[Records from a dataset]
>> begin

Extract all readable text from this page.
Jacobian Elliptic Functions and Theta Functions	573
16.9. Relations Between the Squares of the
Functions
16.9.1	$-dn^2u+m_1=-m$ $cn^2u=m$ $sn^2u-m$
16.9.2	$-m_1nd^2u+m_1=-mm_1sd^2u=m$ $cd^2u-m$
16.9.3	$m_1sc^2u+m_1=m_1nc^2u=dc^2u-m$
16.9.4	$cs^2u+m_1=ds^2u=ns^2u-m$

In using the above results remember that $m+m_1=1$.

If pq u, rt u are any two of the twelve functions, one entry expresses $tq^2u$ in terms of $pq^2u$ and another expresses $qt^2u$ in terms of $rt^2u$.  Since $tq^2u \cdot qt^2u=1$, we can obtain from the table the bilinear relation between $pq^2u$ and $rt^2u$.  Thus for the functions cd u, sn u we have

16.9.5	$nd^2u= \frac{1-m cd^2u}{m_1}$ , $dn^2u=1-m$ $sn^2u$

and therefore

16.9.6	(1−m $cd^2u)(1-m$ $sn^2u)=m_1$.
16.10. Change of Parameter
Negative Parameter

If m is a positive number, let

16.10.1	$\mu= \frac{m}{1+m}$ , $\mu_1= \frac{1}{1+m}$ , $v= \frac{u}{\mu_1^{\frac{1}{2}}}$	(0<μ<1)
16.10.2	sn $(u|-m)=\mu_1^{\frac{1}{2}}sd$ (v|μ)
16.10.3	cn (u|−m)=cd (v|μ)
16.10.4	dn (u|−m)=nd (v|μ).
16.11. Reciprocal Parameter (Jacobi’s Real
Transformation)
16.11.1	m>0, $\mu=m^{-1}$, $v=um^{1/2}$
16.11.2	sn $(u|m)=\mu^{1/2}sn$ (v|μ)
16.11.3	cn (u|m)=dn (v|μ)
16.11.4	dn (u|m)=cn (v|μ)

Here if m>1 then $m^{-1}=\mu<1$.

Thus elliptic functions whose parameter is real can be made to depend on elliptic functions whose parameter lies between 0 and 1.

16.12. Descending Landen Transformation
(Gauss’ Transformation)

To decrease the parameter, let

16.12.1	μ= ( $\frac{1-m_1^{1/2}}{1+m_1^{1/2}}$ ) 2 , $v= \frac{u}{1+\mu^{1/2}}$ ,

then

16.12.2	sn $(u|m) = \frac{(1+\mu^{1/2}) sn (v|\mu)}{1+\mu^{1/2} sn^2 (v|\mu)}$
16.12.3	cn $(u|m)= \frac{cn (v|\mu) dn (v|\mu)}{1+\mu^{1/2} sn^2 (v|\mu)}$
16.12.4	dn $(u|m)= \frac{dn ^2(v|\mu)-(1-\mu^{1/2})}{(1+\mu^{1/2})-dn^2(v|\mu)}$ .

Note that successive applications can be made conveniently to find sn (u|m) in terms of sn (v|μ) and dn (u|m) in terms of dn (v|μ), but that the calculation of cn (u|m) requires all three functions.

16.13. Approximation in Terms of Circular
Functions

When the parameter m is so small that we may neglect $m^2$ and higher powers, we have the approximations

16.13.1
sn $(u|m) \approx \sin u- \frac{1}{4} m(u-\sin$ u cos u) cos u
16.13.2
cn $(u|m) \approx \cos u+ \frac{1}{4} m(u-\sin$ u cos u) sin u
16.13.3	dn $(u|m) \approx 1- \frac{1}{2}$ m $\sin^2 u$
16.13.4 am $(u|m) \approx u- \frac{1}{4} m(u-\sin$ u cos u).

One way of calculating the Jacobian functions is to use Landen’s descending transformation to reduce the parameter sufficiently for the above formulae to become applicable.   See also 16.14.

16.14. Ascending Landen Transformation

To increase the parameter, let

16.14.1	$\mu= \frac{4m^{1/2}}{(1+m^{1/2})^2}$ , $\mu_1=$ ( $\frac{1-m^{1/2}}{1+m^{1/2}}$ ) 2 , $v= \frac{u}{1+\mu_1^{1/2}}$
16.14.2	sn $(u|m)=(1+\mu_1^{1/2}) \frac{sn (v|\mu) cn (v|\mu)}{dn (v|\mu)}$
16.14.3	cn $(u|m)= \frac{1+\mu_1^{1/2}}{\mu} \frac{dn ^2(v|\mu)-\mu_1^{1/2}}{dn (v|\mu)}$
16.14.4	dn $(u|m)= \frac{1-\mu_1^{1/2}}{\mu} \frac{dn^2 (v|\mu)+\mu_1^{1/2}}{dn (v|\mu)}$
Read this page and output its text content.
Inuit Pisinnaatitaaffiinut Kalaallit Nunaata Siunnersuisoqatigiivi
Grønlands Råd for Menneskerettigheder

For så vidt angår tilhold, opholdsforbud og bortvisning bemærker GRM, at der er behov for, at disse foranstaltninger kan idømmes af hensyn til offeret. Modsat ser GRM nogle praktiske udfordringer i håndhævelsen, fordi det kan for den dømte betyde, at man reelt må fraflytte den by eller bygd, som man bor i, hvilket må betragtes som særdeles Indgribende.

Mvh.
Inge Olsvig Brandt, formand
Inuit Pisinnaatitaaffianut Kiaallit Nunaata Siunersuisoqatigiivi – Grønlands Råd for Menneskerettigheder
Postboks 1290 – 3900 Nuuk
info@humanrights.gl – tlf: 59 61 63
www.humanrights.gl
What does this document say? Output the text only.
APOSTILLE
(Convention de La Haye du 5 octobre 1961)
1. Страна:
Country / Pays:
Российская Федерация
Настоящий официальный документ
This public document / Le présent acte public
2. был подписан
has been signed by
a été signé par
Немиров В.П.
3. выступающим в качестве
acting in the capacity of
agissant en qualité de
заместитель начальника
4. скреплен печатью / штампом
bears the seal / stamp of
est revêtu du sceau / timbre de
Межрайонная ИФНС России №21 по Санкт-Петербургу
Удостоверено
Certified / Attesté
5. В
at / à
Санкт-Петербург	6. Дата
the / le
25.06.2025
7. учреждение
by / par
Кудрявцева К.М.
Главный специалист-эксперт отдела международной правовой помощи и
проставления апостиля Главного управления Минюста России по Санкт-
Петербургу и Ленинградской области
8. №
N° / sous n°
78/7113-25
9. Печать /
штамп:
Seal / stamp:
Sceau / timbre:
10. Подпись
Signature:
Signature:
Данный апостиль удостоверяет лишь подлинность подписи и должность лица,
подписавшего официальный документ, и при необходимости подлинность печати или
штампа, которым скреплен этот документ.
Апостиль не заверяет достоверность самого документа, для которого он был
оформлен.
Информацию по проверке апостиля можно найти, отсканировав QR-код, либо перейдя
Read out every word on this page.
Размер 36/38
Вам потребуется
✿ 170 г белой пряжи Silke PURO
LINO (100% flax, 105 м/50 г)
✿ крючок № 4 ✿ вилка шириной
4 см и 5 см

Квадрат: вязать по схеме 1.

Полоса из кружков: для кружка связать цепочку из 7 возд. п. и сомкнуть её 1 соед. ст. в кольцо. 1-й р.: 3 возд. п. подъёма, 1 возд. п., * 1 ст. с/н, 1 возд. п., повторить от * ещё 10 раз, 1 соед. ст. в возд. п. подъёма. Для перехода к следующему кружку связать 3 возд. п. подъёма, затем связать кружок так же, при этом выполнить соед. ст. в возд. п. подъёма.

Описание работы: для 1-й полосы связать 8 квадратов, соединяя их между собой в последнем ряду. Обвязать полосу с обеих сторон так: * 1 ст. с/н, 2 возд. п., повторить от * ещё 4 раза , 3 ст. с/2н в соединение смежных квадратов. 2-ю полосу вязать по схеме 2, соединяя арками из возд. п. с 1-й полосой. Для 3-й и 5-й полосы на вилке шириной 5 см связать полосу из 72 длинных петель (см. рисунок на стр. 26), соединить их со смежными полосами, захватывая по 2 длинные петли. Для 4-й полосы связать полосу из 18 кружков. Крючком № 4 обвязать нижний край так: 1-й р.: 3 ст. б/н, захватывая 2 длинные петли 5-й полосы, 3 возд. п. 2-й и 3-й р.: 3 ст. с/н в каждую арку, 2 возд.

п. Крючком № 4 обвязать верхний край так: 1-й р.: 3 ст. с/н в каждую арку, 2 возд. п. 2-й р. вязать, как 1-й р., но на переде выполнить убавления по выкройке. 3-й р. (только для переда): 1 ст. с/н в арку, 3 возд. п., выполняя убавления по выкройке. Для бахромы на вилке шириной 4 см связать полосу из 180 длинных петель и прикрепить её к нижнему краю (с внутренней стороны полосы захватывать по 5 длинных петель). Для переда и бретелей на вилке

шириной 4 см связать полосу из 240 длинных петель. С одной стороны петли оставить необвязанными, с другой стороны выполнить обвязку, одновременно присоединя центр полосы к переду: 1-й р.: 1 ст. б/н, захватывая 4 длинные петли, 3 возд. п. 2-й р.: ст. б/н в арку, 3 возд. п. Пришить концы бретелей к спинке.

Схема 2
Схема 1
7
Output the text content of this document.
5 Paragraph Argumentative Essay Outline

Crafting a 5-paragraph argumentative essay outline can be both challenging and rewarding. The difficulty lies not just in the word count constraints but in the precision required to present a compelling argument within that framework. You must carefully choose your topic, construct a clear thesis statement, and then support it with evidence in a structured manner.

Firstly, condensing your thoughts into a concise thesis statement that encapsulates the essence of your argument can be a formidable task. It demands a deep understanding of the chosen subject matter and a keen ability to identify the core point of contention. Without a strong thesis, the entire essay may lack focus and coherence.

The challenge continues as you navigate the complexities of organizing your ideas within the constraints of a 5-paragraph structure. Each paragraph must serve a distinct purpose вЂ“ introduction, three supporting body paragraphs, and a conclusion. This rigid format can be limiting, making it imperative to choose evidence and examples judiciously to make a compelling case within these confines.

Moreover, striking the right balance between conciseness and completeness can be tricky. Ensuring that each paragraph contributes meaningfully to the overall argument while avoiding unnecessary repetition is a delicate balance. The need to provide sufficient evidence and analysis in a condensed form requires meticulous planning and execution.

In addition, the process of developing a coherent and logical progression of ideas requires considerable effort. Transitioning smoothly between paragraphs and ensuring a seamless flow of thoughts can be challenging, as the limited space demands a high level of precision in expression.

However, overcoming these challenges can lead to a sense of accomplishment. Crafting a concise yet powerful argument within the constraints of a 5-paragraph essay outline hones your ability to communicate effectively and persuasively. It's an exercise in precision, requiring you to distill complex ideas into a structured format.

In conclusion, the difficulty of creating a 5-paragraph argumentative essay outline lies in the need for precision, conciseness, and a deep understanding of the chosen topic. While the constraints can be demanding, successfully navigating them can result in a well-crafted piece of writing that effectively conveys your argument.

>> end

§ YOUR GOAL
Find the word "Петербургу" in the entries above and gather every line that holds it.

§ EXERCISE RESULT
Межрайонная ИФНС России №21 по Санкт-Петербургу
Петербургу и Ленинградской области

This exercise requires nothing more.